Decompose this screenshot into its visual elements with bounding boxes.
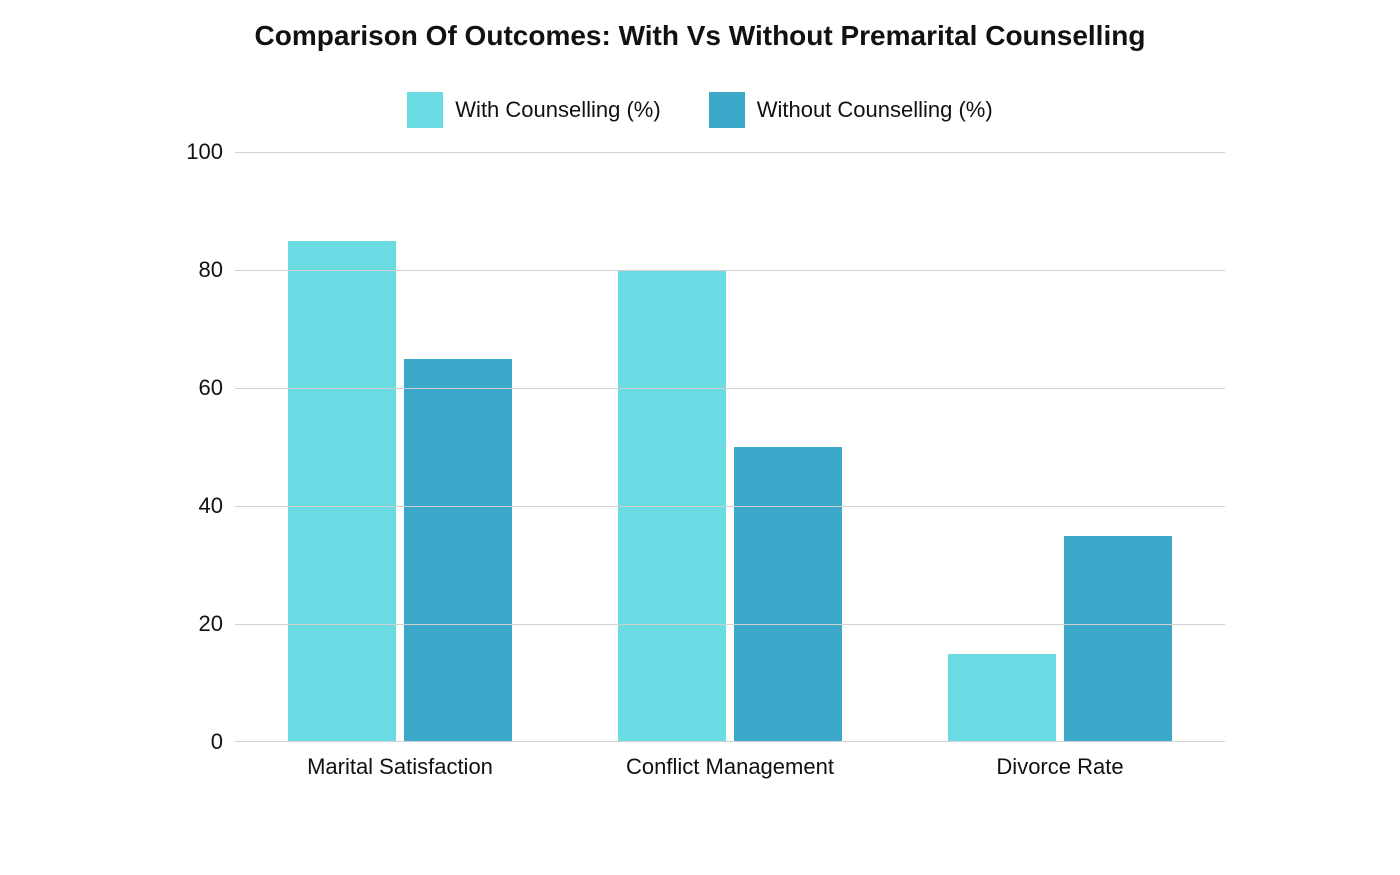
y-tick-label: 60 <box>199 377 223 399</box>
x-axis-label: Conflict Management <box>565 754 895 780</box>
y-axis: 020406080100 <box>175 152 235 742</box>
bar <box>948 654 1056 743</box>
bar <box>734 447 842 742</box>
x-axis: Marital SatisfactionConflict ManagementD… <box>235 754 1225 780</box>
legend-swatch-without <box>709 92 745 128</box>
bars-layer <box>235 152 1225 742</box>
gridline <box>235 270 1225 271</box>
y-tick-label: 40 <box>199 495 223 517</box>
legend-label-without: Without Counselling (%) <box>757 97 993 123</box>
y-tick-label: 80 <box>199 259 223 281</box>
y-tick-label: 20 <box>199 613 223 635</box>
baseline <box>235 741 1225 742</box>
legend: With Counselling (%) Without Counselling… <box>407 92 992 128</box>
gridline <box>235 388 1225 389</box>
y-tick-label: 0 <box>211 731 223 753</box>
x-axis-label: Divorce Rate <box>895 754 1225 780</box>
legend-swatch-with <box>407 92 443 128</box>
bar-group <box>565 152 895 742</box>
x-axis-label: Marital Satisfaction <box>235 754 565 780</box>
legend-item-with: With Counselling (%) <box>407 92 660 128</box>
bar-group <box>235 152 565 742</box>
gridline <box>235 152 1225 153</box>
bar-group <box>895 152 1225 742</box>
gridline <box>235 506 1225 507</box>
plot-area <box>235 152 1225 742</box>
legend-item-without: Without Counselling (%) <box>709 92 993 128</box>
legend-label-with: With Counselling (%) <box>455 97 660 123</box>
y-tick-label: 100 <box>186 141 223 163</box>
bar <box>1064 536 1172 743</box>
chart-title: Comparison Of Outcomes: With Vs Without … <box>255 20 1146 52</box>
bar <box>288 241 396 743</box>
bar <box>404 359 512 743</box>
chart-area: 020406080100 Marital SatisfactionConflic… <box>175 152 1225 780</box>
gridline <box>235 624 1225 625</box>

---+---

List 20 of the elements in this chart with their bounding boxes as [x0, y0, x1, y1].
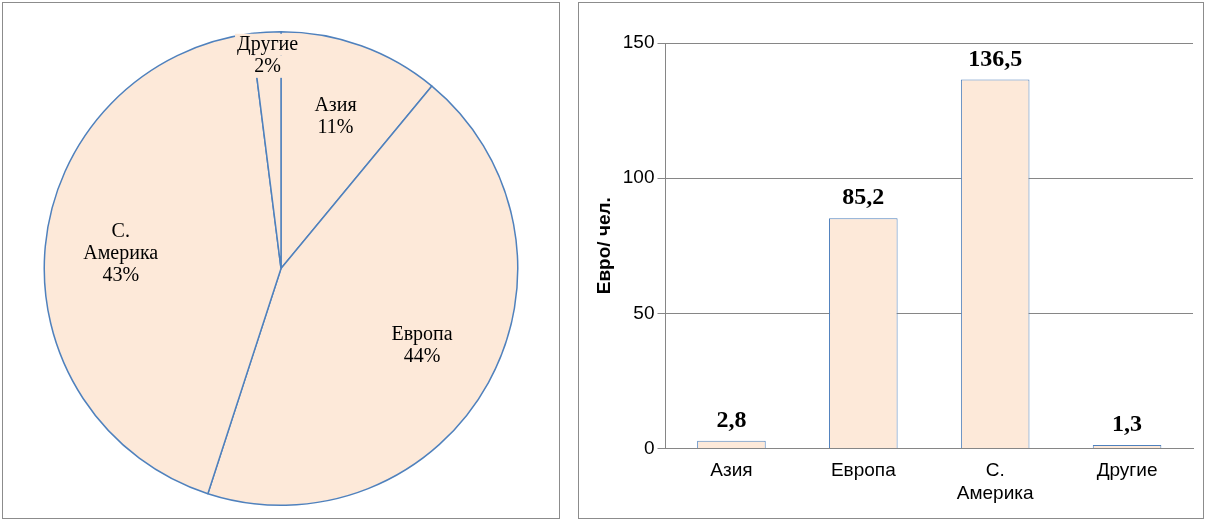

---+---

__Aim__: Copy the entries word for word, from the line with "Decompose this screenshot" up to and including the line with "chart-title: Comparison Of", leaving the pictures out.

__Solution to this problem__:
Decompose this screenshot into its visual elements with bounding boxes.
y-tick-label: 60 <box>199 377 223 399</box>
x-axis-label: Conflict Management <box>565 754 895 780</box>
y-axis: 020406080100 <box>175 152 235 742</box>
bar <box>948 654 1056 743</box>
bar <box>734 447 842 742</box>
x-axis: Marital SatisfactionConflict ManagementD… <box>235 754 1225 780</box>
legend-swatch-without <box>709 92 745 128</box>
bars-layer <box>235 152 1225 742</box>
gridline <box>235 270 1225 271</box>
y-tick-label: 40 <box>199 495 223 517</box>
legend-label-without: Without Counselling (%) <box>757 97 993 123</box>
y-tick-label: 80 <box>199 259 223 281</box>
y-tick-label: 20 <box>199 613 223 635</box>
baseline <box>235 741 1225 742</box>
legend: With Counselling (%) Without Counselling… <box>407 92 992 128</box>
gridline <box>235 388 1225 389</box>
y-tick-label: 0 <box>211 731 223 753</box>
x-axis-label: Divorce Rate <box>895 754 1225 780</box>
legend-swatch-with <box>407 92 443 128</box>
bar-group <box>565 152 895 742</box>
x-axis-label: Marital Satisfaction <box>235 754 565 780</box>
legend-item-with: With Counselling (%) <box>407 92 660 128</box>
bar-group <box>235 152 565 742</box>
gridline <box>235 152 1225 153</box>
bar-group <box>895 152 1225 742</box>
gridline <box>235 506 1225 507</box>
plot-area <box>235 152 1225 742</box>
legend-item-without: Without Counselling (%) <box>709 92 993 128</box>
legend-label-with: With Counselling (%) <box>455 97 660 123</box>
y-tick-label: 100 <box>186 141 223 163</box>
bar <box>1064 536 1172 743</box>
chart-title: Comparison Of Outcomes: With Vs Without … <box>255 20 1146 52</box>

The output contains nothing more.